• GIVEN TASK:
Give the number of lines that contain the string "data", please, and nothing else.

* * * *

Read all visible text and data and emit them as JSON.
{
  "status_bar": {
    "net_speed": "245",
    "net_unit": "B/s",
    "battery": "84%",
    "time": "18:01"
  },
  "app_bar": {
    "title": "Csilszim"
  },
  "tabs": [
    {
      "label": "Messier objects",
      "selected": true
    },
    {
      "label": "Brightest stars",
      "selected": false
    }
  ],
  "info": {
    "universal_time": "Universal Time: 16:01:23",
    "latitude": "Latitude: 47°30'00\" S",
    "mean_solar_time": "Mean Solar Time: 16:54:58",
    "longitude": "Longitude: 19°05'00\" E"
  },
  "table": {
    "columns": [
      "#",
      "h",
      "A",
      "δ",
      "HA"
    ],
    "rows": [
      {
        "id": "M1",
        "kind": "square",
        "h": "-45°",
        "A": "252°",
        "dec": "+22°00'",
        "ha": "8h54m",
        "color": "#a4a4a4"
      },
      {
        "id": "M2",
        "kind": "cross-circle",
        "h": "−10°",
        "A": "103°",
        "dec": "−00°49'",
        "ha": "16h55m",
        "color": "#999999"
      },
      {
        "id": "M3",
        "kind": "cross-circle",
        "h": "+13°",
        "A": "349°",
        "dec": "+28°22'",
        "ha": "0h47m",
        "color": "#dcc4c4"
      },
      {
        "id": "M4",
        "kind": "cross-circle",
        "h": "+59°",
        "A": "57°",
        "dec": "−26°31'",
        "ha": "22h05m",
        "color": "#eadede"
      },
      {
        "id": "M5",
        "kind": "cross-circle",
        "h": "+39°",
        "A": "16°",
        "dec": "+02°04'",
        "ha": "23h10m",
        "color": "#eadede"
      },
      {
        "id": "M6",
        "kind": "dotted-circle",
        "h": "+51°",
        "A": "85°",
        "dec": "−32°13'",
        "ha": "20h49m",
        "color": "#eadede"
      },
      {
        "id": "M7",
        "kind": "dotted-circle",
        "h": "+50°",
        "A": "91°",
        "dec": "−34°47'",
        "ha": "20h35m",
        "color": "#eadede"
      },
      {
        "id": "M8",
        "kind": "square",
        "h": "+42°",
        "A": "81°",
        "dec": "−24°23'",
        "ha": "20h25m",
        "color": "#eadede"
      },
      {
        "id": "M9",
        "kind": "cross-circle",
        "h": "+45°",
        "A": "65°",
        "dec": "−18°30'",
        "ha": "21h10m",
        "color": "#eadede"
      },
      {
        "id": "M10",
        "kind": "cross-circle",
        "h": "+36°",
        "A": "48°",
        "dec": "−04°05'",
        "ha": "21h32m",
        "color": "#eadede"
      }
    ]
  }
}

* * * *

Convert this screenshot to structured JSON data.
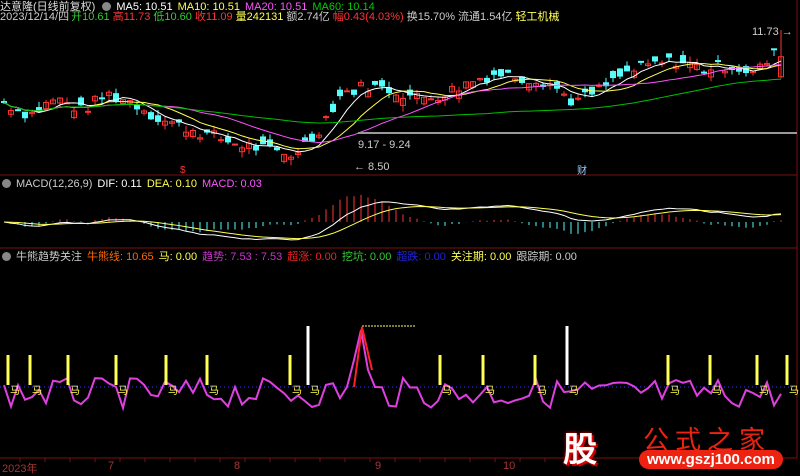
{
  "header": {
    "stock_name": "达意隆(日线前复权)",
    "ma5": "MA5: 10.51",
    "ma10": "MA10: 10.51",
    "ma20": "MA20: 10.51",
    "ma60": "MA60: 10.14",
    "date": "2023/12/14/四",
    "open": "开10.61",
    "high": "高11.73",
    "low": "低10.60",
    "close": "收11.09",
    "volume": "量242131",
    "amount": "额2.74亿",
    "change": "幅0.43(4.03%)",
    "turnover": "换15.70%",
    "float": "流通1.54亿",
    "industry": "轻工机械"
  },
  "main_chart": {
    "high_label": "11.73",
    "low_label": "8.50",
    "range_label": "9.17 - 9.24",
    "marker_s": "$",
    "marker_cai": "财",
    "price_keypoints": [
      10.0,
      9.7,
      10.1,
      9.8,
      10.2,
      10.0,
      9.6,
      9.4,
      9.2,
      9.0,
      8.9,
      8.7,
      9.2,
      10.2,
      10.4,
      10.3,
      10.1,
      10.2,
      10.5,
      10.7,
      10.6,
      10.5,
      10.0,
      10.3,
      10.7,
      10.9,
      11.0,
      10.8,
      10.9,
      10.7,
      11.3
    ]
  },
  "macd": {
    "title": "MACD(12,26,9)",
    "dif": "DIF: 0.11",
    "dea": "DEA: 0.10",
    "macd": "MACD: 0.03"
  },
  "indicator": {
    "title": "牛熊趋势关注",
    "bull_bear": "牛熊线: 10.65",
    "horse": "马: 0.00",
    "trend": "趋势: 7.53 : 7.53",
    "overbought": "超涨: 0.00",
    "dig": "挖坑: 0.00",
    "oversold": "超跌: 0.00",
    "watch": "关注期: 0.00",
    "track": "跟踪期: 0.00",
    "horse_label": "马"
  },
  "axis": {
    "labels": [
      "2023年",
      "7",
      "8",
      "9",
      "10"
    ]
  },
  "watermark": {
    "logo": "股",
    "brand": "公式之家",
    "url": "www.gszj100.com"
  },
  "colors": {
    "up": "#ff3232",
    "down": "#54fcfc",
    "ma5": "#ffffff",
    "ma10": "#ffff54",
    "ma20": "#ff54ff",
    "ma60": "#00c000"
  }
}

* * * *

• ANSWER TO THE EXERCISE:
2